Exercise brief
Gather every line of the records below that contains the string "number", treating uppercase and lowercase as different.

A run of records
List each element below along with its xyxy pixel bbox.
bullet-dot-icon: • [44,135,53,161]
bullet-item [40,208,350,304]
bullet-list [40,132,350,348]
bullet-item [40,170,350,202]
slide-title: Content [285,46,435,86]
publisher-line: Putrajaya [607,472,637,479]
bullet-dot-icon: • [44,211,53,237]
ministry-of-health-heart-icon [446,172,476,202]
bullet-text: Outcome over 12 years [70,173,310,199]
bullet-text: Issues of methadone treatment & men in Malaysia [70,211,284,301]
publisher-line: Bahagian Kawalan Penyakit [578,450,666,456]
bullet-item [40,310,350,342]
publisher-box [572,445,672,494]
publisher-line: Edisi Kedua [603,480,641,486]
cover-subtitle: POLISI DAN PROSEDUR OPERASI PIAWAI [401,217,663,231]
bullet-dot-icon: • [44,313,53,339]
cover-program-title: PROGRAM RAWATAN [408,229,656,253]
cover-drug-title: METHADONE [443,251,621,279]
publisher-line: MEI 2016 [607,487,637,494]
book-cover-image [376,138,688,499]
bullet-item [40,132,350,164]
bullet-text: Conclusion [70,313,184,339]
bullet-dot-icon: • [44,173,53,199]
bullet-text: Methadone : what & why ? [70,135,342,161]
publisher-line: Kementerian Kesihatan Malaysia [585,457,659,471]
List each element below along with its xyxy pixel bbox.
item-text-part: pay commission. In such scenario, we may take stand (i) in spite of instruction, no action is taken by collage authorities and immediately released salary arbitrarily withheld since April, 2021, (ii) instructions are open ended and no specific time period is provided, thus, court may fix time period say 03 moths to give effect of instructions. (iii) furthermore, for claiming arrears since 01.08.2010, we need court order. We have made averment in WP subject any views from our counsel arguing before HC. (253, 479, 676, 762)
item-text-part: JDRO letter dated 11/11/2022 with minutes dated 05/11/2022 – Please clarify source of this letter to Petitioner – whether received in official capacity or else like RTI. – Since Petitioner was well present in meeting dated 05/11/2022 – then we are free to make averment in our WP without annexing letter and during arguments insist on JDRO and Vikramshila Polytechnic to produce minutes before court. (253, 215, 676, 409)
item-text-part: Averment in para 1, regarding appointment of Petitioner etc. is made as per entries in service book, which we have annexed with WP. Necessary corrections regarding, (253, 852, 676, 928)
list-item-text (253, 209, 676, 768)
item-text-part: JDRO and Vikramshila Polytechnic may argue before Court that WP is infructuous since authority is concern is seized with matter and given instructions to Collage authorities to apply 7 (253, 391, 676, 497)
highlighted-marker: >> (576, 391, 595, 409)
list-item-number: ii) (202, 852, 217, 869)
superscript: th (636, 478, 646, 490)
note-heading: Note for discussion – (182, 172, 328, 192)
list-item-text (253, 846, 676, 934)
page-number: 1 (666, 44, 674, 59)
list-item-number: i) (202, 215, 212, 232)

Exercise response
list-item-number: ii) (202, 852, 217, 869)
page-number: 1 (666, 44, 674, 59)
list-item-number: i) (202, 215, 212, 232)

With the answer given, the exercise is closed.